#### Data lines:
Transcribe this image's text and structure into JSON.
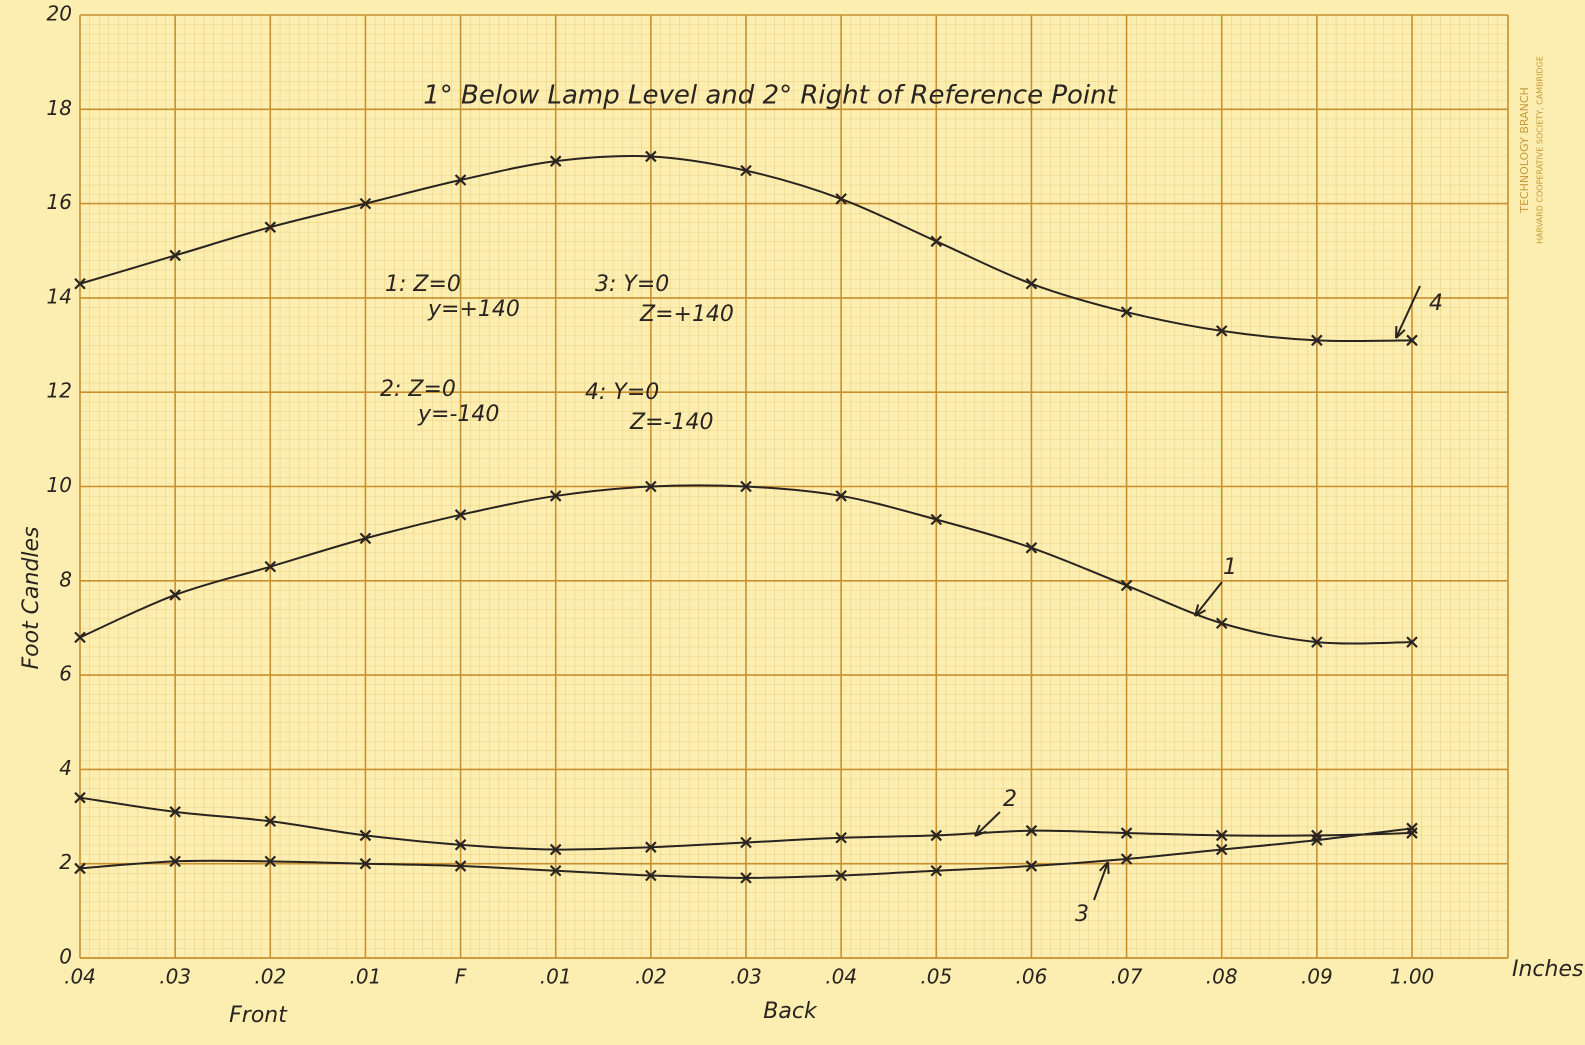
{
  "chart_data": {
    "type": "line",
    "title": "1° Below Lamp Level and 2° Right of Reference Point",
    "y_label": "Foot Candles",
    "x_labels": [
      "Front",
      "Back",
      "Inches"
    ],
    "categories": [
      ".04",
      ".03",
      ".02",
      ".01",
      "F",
      ".01",
      ".02",
      ".03",
      ".04",
      ".05",
      ".06",
      ".07",
      ".08",
      ".09",
      "1.00"
    ],
    "series": [
      {
        "name": "1",
        "color": "#2a2420",
        "values": [
          6.8,
          7.7,
          8.3,
          8.9,
          9.4,
          9.8,
          10.0,
          10.0,
          9.8,
          9.3,
          8.7,
          7.9,
          7.1,
          6.7,
          6.7
        ]
      },
      {
        "name": "2",
        "color": "#2a2420",
        "values": [
          3.4,
          3.1,
          2.9,
          2.6,
          2.4,
          2.3,
          2.35,
          2.45,
          2.55,
          2.6,
          2.7,
          2.65,
          2.6,
          2.6,
          2.65
        ]
      },
      {
        "name": "3",
        "color": "#2a2420",
        "values": [
          1.9,
          2.05,
          2.05,
          2.0,
          1.95,
          1.85,
          1.75,
          1.7,
          1.75,
          1.85,
          1.95,
          2.1,
          2.3,
          2.5,
          2.75
        ]
      },
      {
        "name": "4",
        "color": "#2a2420",
        "values": [
          14.3,
          14.9,
          15.5,
          16.0,
          16.5,
          16.9,
          17.0,
          16.7,
          16.1,
          15.2,
          14.3,
          13.7,
          13.3,
          13.1,
          13.1
        ]
      }
    ],
    "annotations": [
      "1: Z=0",
      "y=+140",
      "2: Z=0",
      "y=-140",
      "3: Y=0",
      "Z=+140",
      "4: Y=0",
      "Z=-140"
    ],
    "stamp": [
      "TECHNOLOGY BRANCH",
      "HARVARD COOPERATIVE SOCIETY, CAMBRIDGE"
    ],
    "ylim": [
      0,
      20
    ],
    "yticks": [
      0,
      2,
      4,
      6,
      8,
      10,
      12,
      14,
      16,
      18,
      20
    ],
    "grid": true
  }
}
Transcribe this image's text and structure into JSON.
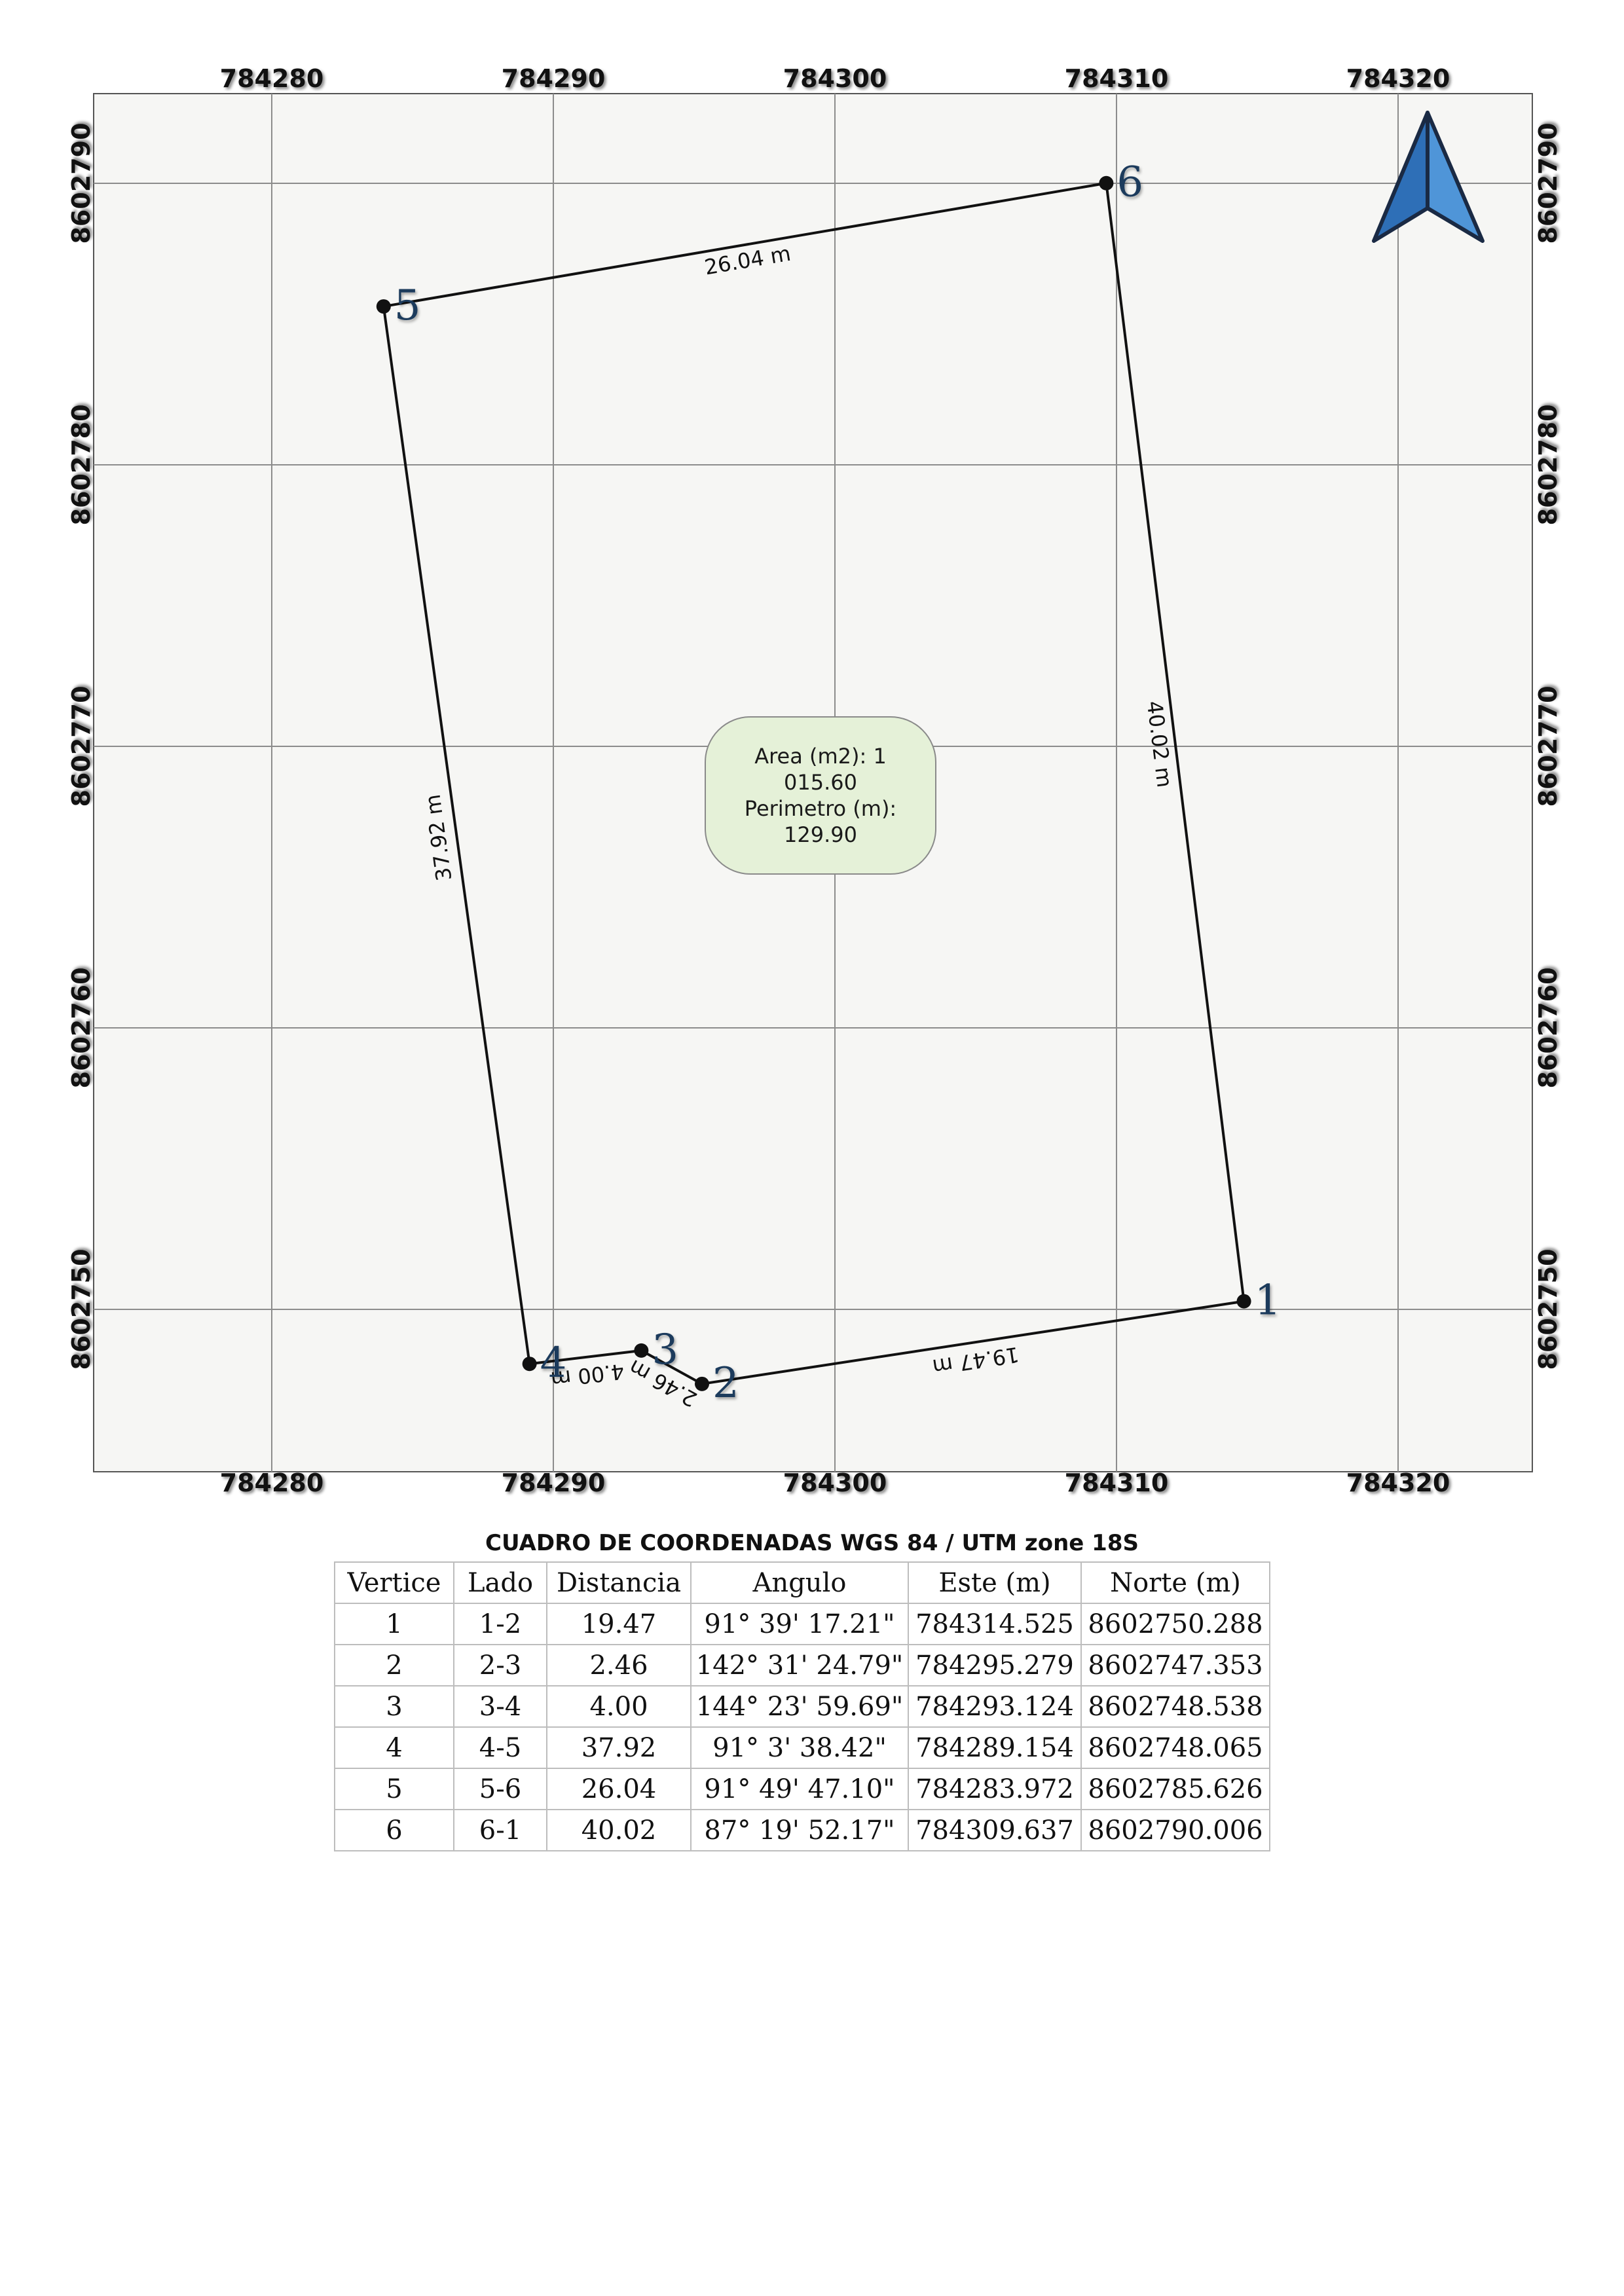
{
  "map": {
    "x_ticks": [
      "784280",
      "784290",
      "784300",
      "784310",
      "784320"
    ],
    "y_ticks": [
      "8602790",
      "8602780",
      "8602770",
      "8602760",
      "8602750"
    ],
    "north_arrow_icon": "north-arrow-icon",
    "colors": {
      "frame_background": "#f6f6f4",
      "grid": "#8c8c8c",
      "boundary": "#111111",
      "vertex_label": "#1b3a5c",
      "area_fill": "#e5f1d8",
      "arrow": "#2e6fb7"
    },
    "vertices": [
      {
        "id": "1",
        "este": 784314.525,
        "norte": 8602750.288
      },
      {
        "id": "2",
        "este": 784295.279,
        "norte": 8602747.353
      },
      {
        "id": "3",
        "este": 784293.124,
        "norte": 8602748.538
      },
      {
        "id": "4",
        "este": 784289.154,
        "norte": 8602748.065
      },
      {
        "id": "5",
        "este": 784283.972,
        "norte": 8602785.626
      },
      {
        "id": "6",
        "este": 784309.637,
        "norte": 8602790.006
      }
    ],
    "side_labels": [
      "19.47 m",
      "2.46 m",
      "4.00 m",
      "37.92 m",
      "26.04 m",
      "40.02 m"
    ],
    "area_box": {
      "area_line1": "Area (m2): 1",
      "area_line2": "015.60",
      "perimeter_line1": "Perimetro (m):",
      "perimeter_line2": "129.90"
    }
  },
  "table": {
    "title": "CUADRO DE COORDENADAS WGS 84 / UTM zone 18S",
    "headers": [
      "Vertice",
      "Lado",
      "Distancia",
      "Angulo",
      "Este (m)",
      "Norte (m)"
    ],
    "rows": [
      [
        "1",
        "1-2",
        "19.47",
        "91° 39' 17.21\"",
        "784314.525",
        "8602750.288"
      ],
      [
        "2",
        "2-3",
        "2.46",
        "142° 31' 24.79\"",
        "784295.279",
        "8602747.353"
      ],
      [
        "3",
        "3-4",
        "4.00",
        "144° 23' 59.69\"",
        "784293.124",
        "8602748.538"
      ],
      [
        "4",
        "4-5",
        "37.92",
        "91° 3' 38.42\"",
        "784289.154",
        "8602748.065"
      ],
      [
        "5",
        "5-6",
        "26.04",
        "91° 49' 47.10\"",
        "784283.972",
        "8602785.626"
      ],
      [
        "6",
        "6-1",
        "40.02",
        "87° 19' 52.17\"",
        "784309.637",
        "8602790.006"
      ]
    ]
  }
}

#### Task prompt:
Restate the data above word for word. Skip every picture.

#### Task result:
Transcribe this image's text and structure into JSON.
{
  "chart_data": {
    "type": "line",
    "title": "1° Below Lamp Level and 2° Right of Reference Point",
    "y_label": "Foot Candles",
    "x_labels": [
      "Front",
      "Back",
      "Inches"
    ],
    "categories": [
      ".04",
      ".03",
      ".02",
      ".01",
      "F",
      ".01",
      ".02",
      ".03",
      ".04",
      ".05",
      ".06",
      ".07",
      ".08",
      ".09",
      "1.00"
    ],
    "series": [
      {
        "name": "1",
        "color": "#2a2420",
        "values": [
          6.8,
          7.7,
          8.3,
          8.9,
          9.4,
          9.8,
          10.0,
          10.0,
          9.8,
          9.3,
          8.7,
          7.9,
          7.1,
          6.7,
          6.7
        ]
      },
      {
        "name": "2",
        "color": "#2a2420",
        "values": [
          3.4,
          3.1,
          2.9,
          2.6,
          2.4,
          2.3,
          2.35,
          2.45,
          2.55,
          2.6,
          2.7,
          2.65,
          2.6,
          2.6,
          2.65
        ]
      },
      {
        "name": "3",
        "color": "#2a2420",
        "values": [
          1.9,
          2.05,
          2.05,
          2.0,
          1.95,
          1.85,
          1.75,
          1.7,
          1.75,
          1.85,
          1.95,
          2.1,
          2.3,
          2.5,
          2.75
        ]
      },
      {
        "name": "4",
        "color": "#2a2420",
        "values": [
          14.3,
          14.9,
          15.5,
          16.0,
          16.5,
          16.9,
          17.0,
          16.7,
          16.1,
          15.2,
          14.3,
          13.7,
          13.3,
          13.1,
          13.1
        ]
      }
    ],
    "annotations": [
      "1: Z=0",
      "y=+140",
      "2: Z=0",
      "y=-140",
      "3: Y=0",
      "Z=+140",
      "4: Y=0",
      "Z=-140"
    ],
    "stamp": [
      "TECHNOLOGY BRANCH",
      "HARVARD COOPERATIVE SOCIETY, CAMBRIDGE"
    ],
    "ylim": [
      0,
      20
    ],
    "yticks": [
      0,
      2,
      4,
      6,
      8,
      10,
      12,
      14,
      16,
      18,
      20
    ],
    "grid": true
  }
}
Transcribe this image's text and structure into JSON.
{
  "map": {
    "x_ticks": [
      "784280",
      "784290",
      "784300",
      "784310",
      "784320"
    ],
    "y_ticks": [
      "8602790",
      "8602780",
      "8602770",
      "8602760",
      "8602750"
    ],
    "north_arrow_icon": "north-arrow-icon",
    "colors": {
      "frame_background": "#f6f6f4",
      "grid": "#8c8c8c",
      "boundary": "#111111",
      "vertex_label": "#1b3a5c",
      "area_fill": "#e5f1d8",
      "arrow": "#2e6fb7"
    },
    "vertices": [
      {
        "id": "1",
        "este": 784314.525,
        "norte": 8602750.288
      },
      {
        "id": "2",
        "este": 784295.279,
        "norte": 8602747.353
      },
      {
        "id": "3",
        "este": 784293.124,
        "norte": 8602748.538
      },
      {
        "id": "4",
        "este": 784289.154,
        "norte": 8602748.065
      },
      {
        "id": "5",
        "este": 784283.972,
        "norte": 8602785.626
      },
      {
        "id": "6",
        "este": 784309.637,
        "norte": 8602790.006
      }
    ],
    "side_labels": [
      "19.47 m",
      "2.46 m",
      "4.00 m",
      "37.92 m",
      "26.04 m",
      "40.02 m"
    ],
    "area_box": {
      "area_line1": "Area (m2): 1",
      "area_line2": "015.60",
      "perimeter_line1": "Perimetro (m):",
      "perimeter_line2": "129.90"
    }
  },
  "table": {
    "title": "CUADRO DE COORDENADAS WGS 84 / UTM zone 18S",
    "headers": [
      "Vertice",
      "Lado",
      "Distancia",
      "Angulo",
      "Este (m)",
      "Norte (m)"
    ],
    "rows": [
      [
        "1",
        "1-2",
        "19.47",
        "91° 39' 17.21\"",
        "784314.525",
        "8602750.288"
      ],
      [
        "2",
        "2-3",
        "2.46",
        "142° 31' 24.79\"",
        "784295.279",
        "8602747.353"
      ],
      [
        "3",
        "3-4",
        "4.00",
        "144° 23' 59.69\"",
        "784293.124",
        "8602748.538"
      ],
      [
        "4",
        "4-5",
        "37.92",
        "91° 3' 38.42\"",
        "784289.154",
        "8602748.065"
      ],
      [
        "5",
        "5-6",
        "26.04",
        "91° 49' 47.10\"",
        "784283.972",
        "8602785.626"
      ],
      [
        "6",
        "6-1",
        "40.02",
        "87° 19' 52.17\"",
        "784309.637",
        "8602790.006"
      ]
    ]
  }
}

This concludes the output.